> [WHAT THE TASK REQUIRES]: Gather all lines with "Accept" from the records.

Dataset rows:
** Start **

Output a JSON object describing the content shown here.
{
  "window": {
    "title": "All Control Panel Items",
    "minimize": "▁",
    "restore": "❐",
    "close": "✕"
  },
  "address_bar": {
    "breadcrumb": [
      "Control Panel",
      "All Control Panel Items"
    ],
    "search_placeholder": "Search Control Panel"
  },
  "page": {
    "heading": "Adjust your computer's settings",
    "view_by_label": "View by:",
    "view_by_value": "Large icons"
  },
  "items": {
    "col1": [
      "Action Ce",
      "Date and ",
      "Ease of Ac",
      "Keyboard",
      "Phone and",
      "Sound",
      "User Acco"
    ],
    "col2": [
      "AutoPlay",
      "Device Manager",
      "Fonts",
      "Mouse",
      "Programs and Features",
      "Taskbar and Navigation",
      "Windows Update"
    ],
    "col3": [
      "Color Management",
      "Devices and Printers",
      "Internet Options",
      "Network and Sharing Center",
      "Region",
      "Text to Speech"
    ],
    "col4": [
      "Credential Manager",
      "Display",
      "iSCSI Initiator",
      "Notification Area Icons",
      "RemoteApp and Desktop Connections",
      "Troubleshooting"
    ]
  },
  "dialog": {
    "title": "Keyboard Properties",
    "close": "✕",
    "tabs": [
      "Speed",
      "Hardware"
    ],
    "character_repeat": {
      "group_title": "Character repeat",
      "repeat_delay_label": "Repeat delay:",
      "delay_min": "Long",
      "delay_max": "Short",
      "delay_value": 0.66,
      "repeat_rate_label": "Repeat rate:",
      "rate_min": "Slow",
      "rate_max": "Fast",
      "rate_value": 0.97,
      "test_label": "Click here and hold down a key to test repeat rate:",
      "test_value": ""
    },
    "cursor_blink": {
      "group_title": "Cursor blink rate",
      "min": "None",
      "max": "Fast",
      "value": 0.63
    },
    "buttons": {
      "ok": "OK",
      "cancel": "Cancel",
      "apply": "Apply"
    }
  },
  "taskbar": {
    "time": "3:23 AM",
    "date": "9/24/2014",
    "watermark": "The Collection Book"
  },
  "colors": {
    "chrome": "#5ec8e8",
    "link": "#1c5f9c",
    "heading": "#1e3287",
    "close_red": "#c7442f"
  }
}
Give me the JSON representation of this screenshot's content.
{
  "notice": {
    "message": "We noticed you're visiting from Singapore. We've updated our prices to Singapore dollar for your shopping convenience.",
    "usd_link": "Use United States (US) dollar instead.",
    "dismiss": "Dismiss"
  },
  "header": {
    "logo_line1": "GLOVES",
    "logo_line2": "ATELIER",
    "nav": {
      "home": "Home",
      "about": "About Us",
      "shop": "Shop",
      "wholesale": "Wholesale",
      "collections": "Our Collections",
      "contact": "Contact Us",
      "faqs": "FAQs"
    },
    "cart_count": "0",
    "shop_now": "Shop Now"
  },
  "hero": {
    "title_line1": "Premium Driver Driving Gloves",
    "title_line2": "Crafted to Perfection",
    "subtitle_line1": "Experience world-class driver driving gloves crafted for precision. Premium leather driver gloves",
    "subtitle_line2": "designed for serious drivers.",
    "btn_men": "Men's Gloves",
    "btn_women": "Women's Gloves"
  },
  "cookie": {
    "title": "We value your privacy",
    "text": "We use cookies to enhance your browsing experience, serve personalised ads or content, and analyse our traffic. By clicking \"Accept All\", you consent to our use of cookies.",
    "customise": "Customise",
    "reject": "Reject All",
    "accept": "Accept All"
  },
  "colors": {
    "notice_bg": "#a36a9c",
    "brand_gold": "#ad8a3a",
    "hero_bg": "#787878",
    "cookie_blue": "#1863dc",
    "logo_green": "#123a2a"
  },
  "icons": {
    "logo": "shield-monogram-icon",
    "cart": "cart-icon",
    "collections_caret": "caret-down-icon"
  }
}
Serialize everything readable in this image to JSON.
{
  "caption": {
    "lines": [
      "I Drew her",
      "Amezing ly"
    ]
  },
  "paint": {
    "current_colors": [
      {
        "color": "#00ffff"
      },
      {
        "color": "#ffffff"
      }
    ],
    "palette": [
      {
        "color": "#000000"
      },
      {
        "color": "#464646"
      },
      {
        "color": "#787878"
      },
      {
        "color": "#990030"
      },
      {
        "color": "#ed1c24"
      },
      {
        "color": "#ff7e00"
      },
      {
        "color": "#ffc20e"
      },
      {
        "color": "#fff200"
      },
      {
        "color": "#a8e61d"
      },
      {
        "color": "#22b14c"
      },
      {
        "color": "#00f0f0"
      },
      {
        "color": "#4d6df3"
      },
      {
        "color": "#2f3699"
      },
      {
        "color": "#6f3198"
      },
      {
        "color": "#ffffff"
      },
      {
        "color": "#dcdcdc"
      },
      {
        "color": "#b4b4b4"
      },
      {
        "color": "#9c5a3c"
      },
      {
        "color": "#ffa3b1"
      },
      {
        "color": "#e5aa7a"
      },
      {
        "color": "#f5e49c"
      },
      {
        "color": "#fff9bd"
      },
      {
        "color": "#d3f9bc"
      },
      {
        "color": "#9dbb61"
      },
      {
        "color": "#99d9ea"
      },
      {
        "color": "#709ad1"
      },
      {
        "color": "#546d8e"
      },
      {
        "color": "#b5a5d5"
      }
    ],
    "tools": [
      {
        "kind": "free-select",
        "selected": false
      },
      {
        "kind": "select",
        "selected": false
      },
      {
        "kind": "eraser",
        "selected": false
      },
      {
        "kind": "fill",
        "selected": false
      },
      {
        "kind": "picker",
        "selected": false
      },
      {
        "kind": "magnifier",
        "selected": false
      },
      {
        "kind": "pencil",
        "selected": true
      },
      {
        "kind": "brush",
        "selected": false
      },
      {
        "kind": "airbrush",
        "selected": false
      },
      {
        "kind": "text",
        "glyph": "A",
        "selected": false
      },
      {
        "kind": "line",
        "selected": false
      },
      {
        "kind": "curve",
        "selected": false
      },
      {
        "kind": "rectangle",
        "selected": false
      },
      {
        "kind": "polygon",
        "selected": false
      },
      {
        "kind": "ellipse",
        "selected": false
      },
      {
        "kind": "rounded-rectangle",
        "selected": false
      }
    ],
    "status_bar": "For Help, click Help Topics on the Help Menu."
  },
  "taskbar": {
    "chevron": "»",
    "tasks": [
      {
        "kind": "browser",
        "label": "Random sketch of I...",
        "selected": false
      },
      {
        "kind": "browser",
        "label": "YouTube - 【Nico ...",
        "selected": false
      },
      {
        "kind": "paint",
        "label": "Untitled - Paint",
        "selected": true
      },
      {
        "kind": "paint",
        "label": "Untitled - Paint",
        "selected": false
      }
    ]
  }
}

** End **

> [FINISHED EXERCISE]:
    "text": "We use cookies to enhance your browsing experience, serve personalised ads or content, and analyse our traffic. By clicking \"Accept All\", you consent to our use of cookies.",
    "accept": "Accept All"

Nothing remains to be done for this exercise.